Data items:
● ● ● ●

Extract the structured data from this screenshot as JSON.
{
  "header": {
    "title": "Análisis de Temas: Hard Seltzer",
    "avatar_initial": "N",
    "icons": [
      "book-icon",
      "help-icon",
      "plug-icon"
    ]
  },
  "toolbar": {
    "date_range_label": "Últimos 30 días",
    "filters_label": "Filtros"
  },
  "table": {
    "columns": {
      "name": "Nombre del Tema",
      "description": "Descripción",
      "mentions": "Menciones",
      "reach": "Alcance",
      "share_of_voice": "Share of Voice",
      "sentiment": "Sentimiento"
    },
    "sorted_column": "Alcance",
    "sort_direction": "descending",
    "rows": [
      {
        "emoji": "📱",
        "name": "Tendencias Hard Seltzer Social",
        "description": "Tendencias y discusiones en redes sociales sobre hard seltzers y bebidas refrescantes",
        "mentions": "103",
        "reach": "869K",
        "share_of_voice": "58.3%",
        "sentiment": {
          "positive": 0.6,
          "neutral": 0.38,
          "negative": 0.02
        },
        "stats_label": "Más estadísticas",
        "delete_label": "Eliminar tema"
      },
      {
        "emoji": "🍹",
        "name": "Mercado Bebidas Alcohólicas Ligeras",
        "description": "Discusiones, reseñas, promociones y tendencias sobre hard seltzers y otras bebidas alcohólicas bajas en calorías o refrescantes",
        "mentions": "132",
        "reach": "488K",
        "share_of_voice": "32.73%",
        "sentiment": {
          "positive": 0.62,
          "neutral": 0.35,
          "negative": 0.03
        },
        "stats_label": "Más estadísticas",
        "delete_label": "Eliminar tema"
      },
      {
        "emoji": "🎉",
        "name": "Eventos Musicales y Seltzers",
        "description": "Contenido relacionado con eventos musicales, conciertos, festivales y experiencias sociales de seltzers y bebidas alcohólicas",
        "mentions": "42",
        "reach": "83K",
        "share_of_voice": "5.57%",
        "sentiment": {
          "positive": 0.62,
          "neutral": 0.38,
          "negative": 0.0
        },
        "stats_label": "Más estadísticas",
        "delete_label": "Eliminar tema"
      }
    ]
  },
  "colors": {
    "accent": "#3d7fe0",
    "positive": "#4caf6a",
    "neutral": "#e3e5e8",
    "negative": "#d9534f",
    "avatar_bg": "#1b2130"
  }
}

● ● ● ●

▶ [WHAT THE EXERCISE ASKS]
Repeat the material word for word, in full.

▶ [FINISHED TASK]
Extract the structured data from this screenshot as JSON.
{
  "header": {
    "title": "Análisis de Temas: Hard Seltzer",
    "avatar_initial": "N",
    "icons": [
      "book-icon",
      "help-icon",
      "plug-icon"
    ]
  },
  "toolbar": {
    "date_range_label": "Últimos 30 días",
    "filters_label": "Filtros"
  },
  "table": {
    "columns": {
      "name": "Nombre del Tema",
      "description": "Descripción",
      "mentions": "Menciones",
      "reach": "Alcance",
      "share_of_voice": "Share of Voice",
      "sentiment": "Sentimiento"
    },
    "sorted_column": "Alcance",
    "sort_direction": "descending",
    "rows": [
      {
        "emoji": "📱",
        "name": "Tendencias Hard Seltzer Social",
        "description": "Tendencias y discusiones en redes sociales sobre hard seltzers y bebidas refrescantes",
        "mentions": "103",
        "reach": "869K",
        "share_of_voice": "58.3%",
        "sentiment": {
          "positive": 0.6,
          "neutral": 0.38,
          "negative": 0.02
        },
        "stats_label": "Más estadísticas",
        "delete_label": "Eliminar tema"
      },
      {
        "emoji": "🍹",
        "name": "Mercado Bebidas Alcohólicas Ligeras",
        "description": "Discusiones, reseñas, promociones y tendencias sobre hard seltzers y otras bebidas alcohólicas bajas en calorías o refrescantes",
        "mentions": "132",
        "reach": "488K",
        "share_of_voice": "32.73%",
        "sentiment": {
          "positive": 0.62,
          "neutral": 0.35,
          "negative": 0.03
        },
        "stats_label": "Más estadísticas",
        "delete_label": "Eliminar tema"
      },
      {
        "emoji": "🎉",
        "name": "Eventos Musicales y Seltzers",
        "description": "Contenido relacionado con eventos musicales, conciertos, festivales y experiencias sociales de seltzers y bebidas alcohólicas",
        "mentions": "42",
        "reach": "83K",
        "share_of_voice": "5.57%",
        "sentiment": {
          "positive": 0.62,
          "neutral": 0.38,
          "negative": 0.0
        },
        "stats_label": "Más estadísticas",
        "delete_label": "Eliminar tema"
      }
    ]
  },
  "colors": {
    "accent": "#3d7fe0",
    "positive": "#4caf6a",
    "neutral": "#e3e5e8",
    "negative": "#d9534f",
    "avatar_bg": "#1b2130"
  }
}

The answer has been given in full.